What is asked
Give back the records below exactly, every one, with no pictures.

Extracted records:
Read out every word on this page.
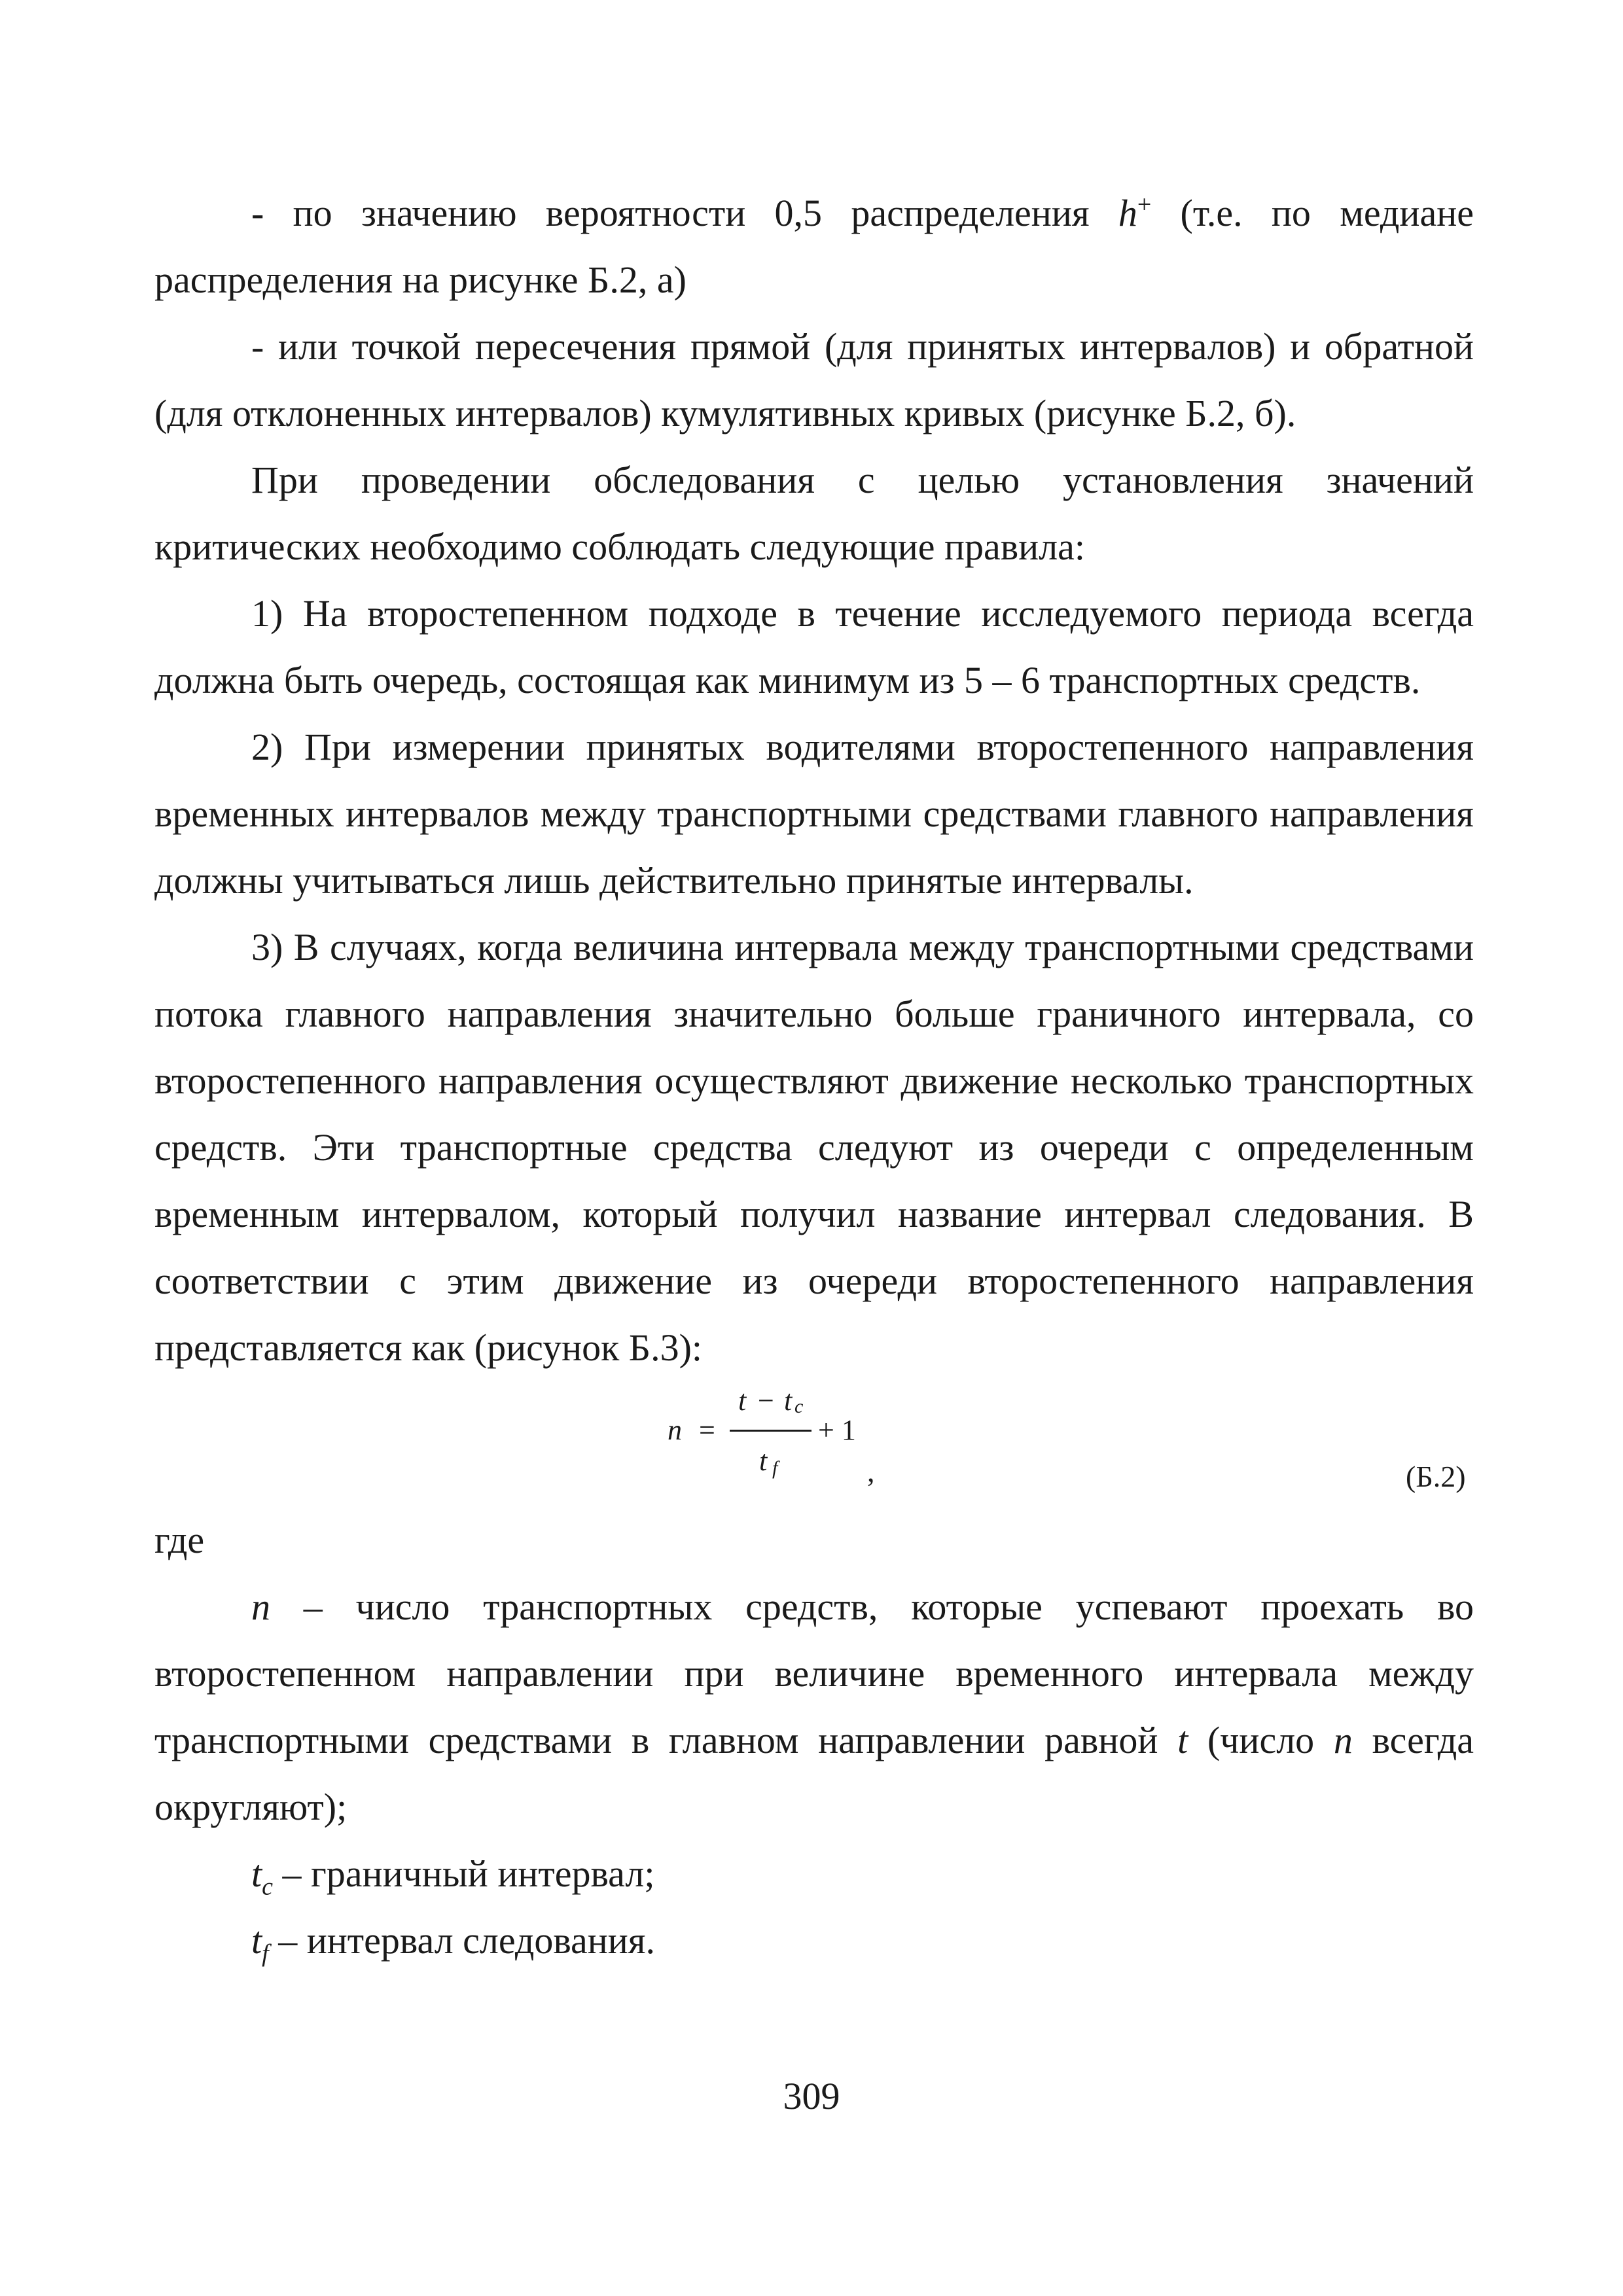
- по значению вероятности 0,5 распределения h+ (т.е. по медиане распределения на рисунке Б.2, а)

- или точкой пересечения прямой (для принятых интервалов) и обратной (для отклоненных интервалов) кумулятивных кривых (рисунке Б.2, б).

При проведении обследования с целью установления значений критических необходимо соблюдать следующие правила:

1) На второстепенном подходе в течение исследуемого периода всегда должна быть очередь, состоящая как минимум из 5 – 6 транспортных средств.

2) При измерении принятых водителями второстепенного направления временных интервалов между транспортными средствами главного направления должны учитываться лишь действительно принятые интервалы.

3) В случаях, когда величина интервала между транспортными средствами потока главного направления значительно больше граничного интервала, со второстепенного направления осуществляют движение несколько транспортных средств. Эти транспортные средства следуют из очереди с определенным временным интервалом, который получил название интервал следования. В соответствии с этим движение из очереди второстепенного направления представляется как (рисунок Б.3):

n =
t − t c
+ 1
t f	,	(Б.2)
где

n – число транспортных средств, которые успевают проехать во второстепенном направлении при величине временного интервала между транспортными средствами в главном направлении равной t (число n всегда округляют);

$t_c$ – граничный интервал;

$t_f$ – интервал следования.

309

Written answer
Read out every word on this page.
- по значению вероятности 0,5 распределения h+ (т.е. по медиане распределения на рисунке Б.2, а)

- или точкой пересечения прямой (для принятых интервалов) и обратной (для отклоненных интервалов) кумулятивных кривых (рисунке Б.2, б).

При проведении обследования с целью установления значений критических необходимо соблюдать следующие правила:

1) На второстепенном подходе в течение исследуемого периода всегда должна быть очередь, состоящая как минимум из 5 – 6 транспортных средств.

2) При измерении принятых водителями второстепенного направления временных интервалов между транспортными средствами главного направления должны учитываться лишь действительно принятые интервалы.

3) В случаях, когда величина интервала между транспортными средствами потока главного направления значительно больше граничного интервала, со второстепенного направления осуществляют движение несколько транспортных средств. Эти транспортные средства следуют из очереди с определенным временным интервалом, который получил название интервал следования. В соответствии с этим движение из очереди второстепенного направления представляется как (рисунок Б.3):

n =
t − t c
+ 1
t f	,	(Б.2)
где

n – число транспортных средств, которые успевают проехать во второстепенном направлении при величине временного интервала между транспортными средствами в главном направлении равной t (число n всегда округляют);

$t_c$ – граничный интервал;

$t_f$ – интервал следования.

309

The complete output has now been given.